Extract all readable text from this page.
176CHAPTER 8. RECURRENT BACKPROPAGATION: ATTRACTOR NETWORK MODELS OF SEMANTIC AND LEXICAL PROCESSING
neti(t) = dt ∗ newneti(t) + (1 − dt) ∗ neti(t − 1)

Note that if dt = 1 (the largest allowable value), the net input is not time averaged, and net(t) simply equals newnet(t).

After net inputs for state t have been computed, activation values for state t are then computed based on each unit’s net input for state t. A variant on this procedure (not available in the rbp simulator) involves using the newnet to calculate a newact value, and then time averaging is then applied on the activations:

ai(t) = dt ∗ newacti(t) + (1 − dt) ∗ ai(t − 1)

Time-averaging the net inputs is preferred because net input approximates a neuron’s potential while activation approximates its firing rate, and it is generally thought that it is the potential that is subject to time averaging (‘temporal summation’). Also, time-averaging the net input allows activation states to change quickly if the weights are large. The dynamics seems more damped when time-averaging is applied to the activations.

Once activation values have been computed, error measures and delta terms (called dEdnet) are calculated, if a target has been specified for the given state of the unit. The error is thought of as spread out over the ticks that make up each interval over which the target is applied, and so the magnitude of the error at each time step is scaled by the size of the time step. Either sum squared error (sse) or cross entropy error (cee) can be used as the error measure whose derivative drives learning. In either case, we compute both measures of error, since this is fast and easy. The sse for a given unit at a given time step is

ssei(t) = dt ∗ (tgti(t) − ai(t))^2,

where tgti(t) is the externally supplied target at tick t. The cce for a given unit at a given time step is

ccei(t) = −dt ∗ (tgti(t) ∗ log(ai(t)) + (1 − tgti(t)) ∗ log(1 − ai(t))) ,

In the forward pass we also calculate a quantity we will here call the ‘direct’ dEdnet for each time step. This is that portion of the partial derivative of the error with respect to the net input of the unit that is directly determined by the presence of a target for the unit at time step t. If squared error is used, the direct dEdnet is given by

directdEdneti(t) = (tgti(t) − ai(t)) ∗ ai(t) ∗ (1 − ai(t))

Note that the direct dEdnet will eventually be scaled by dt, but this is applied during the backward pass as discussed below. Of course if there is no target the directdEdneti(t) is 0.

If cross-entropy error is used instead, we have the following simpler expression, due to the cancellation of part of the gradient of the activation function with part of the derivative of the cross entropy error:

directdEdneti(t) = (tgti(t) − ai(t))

Exercise aim
Identify each line of the material where the word "input" shows up, and copy it.

Written response
Note that if dt = 1 (the largest allowable value), the net input is not time averaged, and net(t) simply equals newnet(t).
After net inputs for state t have been computed, activation values for state t are then computed based on each unit’s net input for state t. A variant on this procedure (not available in the rbp simulator) involves using the newnet to calculate a newact value, and then time averaging is then applied on the activations:
Time-averaging the net inputs is preferred because net input approximates a neuron’s potential while activation approximates its firing rate, and it is generally thought that it is the potential that is subject to time averaging (‘temporal summation’). Also, time-averaging the net input allows activation states to change quickly if the weights are large. The dynamics seems more damped when time-averaging is applied to the activations.
In the forward pass we also calculate a quantity we will here call the ‘direct’ dEdnet for each time step. This is that portion of the partial derivative of the error with respect to the net input of the unit that is directly determined by the presence of a target for the unit at time step t. If squared error is used, the direct dEdnet is given by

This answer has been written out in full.